Required work
Below are the records; copy each line in them that holds the word "xlabel".

##### Input #####

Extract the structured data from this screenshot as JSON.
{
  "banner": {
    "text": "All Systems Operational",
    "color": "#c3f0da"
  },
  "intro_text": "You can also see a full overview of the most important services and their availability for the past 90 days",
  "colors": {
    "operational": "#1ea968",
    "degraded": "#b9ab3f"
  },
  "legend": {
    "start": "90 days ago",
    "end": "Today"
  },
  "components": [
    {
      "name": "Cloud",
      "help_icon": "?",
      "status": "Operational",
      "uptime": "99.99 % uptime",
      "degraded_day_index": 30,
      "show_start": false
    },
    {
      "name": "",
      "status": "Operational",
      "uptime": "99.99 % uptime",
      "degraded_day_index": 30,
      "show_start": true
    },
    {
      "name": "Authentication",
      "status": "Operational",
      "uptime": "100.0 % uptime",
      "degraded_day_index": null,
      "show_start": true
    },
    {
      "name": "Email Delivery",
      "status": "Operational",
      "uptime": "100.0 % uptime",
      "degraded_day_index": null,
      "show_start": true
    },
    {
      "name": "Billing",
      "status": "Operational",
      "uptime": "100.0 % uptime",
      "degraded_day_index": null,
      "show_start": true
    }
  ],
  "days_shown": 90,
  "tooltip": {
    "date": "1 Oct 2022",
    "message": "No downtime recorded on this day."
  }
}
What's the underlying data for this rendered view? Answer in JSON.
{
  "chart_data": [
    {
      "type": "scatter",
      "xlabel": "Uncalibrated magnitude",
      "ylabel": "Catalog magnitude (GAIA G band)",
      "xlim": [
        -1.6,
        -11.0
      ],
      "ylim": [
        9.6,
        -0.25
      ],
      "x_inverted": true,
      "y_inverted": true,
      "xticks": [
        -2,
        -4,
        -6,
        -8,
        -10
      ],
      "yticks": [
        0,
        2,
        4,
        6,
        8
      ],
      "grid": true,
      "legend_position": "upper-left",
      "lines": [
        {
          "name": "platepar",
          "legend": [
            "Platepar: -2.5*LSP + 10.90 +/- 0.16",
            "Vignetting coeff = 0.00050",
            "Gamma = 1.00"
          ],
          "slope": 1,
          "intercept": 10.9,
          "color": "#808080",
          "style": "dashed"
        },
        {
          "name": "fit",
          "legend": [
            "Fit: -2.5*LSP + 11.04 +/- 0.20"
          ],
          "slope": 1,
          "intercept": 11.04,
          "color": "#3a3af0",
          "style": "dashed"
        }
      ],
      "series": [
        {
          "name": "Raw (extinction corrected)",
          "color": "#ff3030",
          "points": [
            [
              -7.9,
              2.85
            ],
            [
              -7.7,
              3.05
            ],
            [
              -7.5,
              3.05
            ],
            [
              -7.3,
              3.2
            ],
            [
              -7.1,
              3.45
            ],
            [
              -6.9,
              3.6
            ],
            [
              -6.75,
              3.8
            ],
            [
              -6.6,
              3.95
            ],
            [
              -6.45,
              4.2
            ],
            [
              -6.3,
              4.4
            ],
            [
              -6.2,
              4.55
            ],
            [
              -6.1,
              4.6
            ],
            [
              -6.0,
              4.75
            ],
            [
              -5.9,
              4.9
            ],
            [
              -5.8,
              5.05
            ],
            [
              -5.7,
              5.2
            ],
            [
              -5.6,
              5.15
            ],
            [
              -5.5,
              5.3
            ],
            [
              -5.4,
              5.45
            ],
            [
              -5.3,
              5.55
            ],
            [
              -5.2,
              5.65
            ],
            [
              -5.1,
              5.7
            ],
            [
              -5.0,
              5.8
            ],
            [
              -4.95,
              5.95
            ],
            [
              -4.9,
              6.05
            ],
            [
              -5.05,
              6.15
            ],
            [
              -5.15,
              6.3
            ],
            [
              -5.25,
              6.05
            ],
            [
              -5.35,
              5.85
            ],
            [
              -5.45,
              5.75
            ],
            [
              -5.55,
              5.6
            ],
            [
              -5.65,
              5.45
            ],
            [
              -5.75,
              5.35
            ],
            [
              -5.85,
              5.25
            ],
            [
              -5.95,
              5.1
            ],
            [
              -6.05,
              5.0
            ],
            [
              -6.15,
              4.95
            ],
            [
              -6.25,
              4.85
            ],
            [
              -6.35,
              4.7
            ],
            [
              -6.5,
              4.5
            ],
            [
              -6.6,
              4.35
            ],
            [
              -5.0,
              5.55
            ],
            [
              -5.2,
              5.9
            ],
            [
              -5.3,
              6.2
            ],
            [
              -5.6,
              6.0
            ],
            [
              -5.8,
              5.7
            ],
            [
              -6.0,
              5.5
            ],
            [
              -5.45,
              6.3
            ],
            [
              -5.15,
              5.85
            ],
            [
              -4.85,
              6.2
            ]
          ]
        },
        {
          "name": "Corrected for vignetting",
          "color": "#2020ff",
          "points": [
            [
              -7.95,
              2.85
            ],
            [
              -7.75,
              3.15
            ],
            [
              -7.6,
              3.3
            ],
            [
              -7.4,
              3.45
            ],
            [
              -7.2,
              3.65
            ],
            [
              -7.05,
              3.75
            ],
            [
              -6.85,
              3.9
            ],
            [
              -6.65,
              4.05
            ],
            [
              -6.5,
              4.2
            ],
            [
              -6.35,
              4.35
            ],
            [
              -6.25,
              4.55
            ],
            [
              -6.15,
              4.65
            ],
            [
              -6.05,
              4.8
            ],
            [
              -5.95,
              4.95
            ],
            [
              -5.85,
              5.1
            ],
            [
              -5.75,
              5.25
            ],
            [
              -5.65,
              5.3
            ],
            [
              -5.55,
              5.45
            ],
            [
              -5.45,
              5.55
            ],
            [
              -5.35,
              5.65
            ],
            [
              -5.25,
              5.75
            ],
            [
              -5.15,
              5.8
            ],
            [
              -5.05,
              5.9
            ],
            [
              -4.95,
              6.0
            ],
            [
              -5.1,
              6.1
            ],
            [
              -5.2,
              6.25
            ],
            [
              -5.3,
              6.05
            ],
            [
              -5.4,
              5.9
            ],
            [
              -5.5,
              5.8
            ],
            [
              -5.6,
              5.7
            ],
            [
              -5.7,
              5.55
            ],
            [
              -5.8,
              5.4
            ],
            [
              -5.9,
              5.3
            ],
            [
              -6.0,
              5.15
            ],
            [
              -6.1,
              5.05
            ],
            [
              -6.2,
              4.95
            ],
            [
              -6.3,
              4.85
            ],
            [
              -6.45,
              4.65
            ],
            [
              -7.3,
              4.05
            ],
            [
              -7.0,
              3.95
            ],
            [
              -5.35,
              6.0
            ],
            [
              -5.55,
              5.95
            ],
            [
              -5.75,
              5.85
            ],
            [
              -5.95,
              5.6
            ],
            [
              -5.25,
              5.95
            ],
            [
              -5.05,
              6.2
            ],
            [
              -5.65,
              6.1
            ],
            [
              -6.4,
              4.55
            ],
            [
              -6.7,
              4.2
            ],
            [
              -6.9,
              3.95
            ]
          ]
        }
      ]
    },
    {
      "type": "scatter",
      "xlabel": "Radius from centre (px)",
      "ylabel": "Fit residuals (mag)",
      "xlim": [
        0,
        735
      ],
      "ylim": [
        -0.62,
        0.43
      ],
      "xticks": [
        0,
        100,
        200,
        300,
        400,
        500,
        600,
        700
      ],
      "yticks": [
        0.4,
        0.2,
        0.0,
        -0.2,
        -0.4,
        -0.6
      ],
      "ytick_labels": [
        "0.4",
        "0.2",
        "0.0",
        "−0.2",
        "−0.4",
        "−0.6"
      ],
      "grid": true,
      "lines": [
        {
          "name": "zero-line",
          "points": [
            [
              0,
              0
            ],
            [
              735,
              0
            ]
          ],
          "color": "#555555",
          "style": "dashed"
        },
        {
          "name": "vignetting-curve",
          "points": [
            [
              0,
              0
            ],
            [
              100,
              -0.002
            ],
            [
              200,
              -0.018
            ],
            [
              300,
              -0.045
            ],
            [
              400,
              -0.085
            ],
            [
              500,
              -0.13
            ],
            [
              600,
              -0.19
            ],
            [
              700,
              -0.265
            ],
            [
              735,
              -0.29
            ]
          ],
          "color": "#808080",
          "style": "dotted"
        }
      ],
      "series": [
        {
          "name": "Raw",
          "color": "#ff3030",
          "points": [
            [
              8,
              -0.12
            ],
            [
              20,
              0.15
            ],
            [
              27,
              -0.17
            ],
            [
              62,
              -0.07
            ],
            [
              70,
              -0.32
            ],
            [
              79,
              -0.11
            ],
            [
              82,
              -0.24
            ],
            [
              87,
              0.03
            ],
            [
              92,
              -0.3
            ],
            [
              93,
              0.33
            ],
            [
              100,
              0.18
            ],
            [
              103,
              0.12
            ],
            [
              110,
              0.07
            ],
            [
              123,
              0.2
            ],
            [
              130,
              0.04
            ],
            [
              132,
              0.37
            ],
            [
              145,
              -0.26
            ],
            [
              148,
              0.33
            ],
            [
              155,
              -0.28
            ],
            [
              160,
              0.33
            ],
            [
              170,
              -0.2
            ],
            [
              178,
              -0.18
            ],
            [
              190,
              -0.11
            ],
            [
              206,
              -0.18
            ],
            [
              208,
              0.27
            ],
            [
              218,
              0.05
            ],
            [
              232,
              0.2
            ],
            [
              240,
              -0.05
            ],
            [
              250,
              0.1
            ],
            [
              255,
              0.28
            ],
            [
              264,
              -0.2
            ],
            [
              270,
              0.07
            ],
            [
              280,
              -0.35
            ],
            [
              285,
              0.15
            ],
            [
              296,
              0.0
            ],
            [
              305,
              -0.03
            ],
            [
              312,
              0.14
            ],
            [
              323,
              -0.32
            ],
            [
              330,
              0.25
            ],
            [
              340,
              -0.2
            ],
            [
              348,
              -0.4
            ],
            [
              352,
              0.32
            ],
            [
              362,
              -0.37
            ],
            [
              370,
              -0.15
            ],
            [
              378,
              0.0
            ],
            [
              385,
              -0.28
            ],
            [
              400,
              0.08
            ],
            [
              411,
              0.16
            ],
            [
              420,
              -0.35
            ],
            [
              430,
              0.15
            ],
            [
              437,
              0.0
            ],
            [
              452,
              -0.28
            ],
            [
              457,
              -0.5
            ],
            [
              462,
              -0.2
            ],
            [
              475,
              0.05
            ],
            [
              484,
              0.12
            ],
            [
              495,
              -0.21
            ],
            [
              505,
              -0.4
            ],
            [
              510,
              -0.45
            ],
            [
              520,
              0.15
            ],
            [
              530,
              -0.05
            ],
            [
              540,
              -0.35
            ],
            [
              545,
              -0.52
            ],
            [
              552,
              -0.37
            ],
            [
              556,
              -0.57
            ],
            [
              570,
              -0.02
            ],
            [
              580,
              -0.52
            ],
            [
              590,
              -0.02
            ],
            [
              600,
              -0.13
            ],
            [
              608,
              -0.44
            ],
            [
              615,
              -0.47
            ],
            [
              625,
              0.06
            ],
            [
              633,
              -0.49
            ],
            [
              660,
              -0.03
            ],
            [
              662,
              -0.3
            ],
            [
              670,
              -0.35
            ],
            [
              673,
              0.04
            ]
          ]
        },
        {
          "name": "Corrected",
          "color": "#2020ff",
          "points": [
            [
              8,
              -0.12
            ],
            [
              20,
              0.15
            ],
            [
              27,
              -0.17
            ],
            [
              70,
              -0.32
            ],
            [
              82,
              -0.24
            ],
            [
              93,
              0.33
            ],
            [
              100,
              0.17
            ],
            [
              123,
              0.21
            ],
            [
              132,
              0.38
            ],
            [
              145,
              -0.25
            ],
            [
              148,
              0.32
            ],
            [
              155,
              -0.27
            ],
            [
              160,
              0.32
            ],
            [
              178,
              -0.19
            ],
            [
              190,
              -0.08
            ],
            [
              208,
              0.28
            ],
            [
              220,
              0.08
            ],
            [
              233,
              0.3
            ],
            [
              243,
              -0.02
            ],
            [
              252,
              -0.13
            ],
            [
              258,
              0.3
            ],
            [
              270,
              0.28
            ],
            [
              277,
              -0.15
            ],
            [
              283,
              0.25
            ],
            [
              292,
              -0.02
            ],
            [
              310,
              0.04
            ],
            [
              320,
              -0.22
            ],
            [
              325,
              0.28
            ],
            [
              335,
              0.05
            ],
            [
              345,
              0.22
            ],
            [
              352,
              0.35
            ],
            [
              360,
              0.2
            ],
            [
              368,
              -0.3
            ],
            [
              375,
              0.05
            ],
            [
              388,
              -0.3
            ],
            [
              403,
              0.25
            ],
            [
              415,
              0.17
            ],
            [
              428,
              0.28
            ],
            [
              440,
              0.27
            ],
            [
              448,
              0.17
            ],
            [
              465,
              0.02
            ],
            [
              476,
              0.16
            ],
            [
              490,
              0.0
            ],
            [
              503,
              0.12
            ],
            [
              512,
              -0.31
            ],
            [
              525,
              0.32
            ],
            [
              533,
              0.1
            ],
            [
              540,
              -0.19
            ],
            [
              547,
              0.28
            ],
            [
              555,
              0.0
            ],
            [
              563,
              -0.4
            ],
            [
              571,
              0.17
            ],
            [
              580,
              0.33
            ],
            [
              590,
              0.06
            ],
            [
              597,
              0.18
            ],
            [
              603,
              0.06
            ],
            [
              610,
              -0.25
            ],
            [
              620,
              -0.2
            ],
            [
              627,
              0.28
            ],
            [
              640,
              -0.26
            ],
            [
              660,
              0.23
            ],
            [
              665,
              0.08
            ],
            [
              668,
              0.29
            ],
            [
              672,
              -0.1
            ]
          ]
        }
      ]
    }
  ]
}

#####

Response to this exercise
      "xlabel": "Uncalibrated magnitude",
      "xlabel": "Radius from centre (px)",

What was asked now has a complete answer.